Go through the entries one line at a time, and gather every line that has the word "特制定本制度".
-- Begin AVAILABLE DATA --
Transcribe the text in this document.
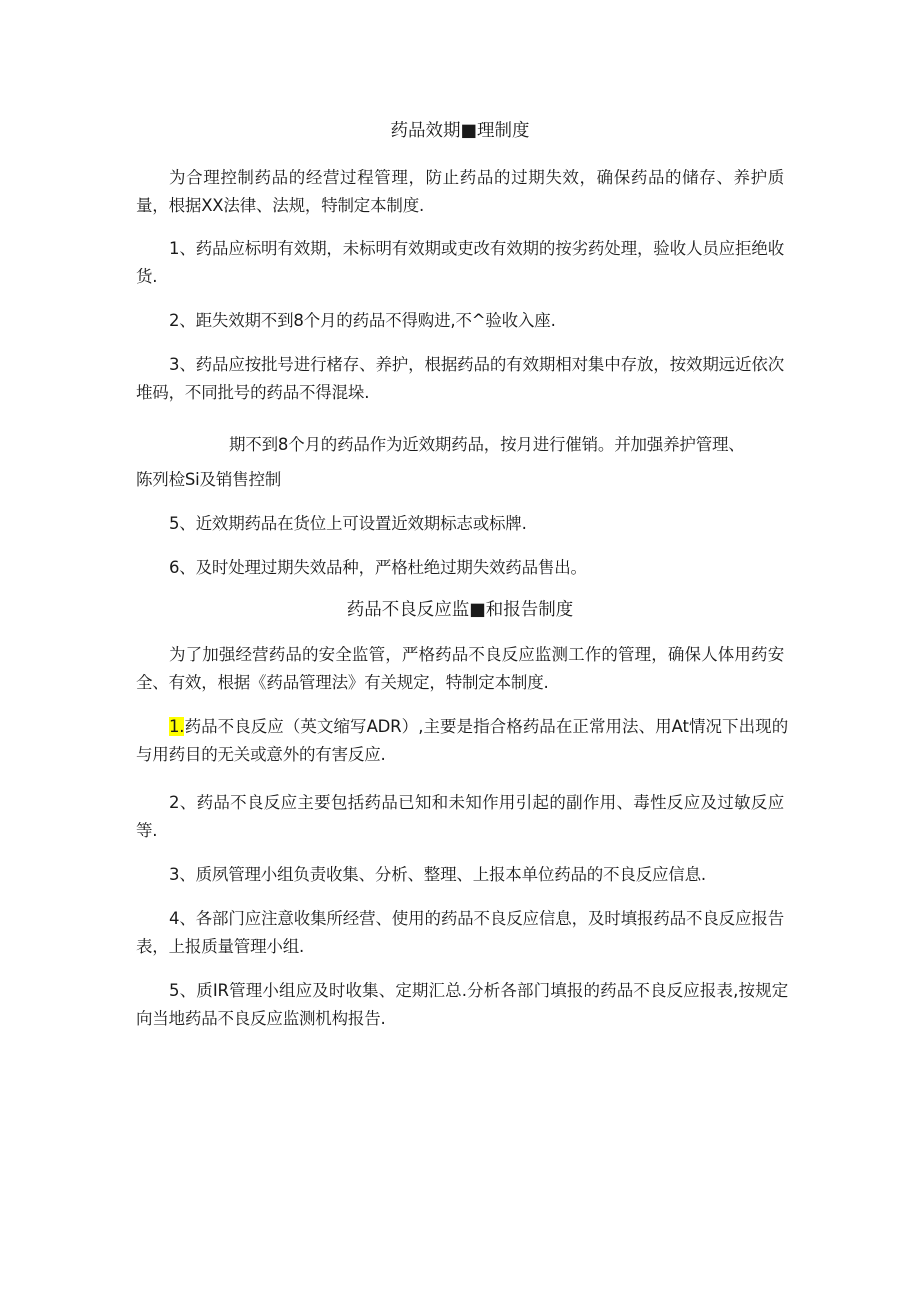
药品效期■理制度
为合理控制药品的经营过程管理，防止药品的过期失效，确保药品的储存、养护质量，根据XX法律、法规，特制定本制度.
1、药品应标明有效期，未标明有效期或吏改有效期的按劣药处理，验收人员应拒绝收货.
2、距失效期不到8个月的药品不得购进,不^验收入座.
3、药品应按批号进行楮存、养护，根据药品的有效期相对集中存放，按效期远近依次堆码，不同批号的药品不得混垛.
期不到8个月的药品作为近效期药品，按月进行催销。并加强养护管理、
陈列检Si及销售控制
5、近效期药品在货位上可设置近效期标志或标牌.
6、及时处理过期失效品种，严格杜绝过期失效药品售出。
药品不良反应监■和报告制度
为了加强经营药品的安全监管，严格药品不良反应监测工作的管理，确保人体用药安全、有效，根据《药品管理法》有关规定，特制定本制度.
1.药品不良反应（英文缩写ADR）,主要是指合格药品在正常用法、用At情况下出现的与用药目的无关或意外的有害反应.
2、药品不良反应主要包括药品已知和未知作用引起的副作用、毒性反应及过敏反应等.
3、质夙管理小组负责收集、分析、整理、上报本单位药品的不良反应信息.
4、各部门应注意收集所经营、使用的药品不良反应信息，及时填报药品不良反应报告表，上报质量管理小组.
5、质IR管理小组应及时收集、定期汇总.分析各部门填报的药品不良反应报表,按规定向当地药品不良反应监测机构报告.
-- End AVAILABLE DATA --
## EXERCISE SOLUTION
为合理控制药品的经营过程管理，防止药品的过期失效，确保药品的储存、养护质量，根据XX法律、法规，特制定本制度.
为了加强经营药品的安全监管，严格药品不良反应监测工作的管理，确保人体用药安全、有效，根据《药品管理法》有关规定，特制定本制度.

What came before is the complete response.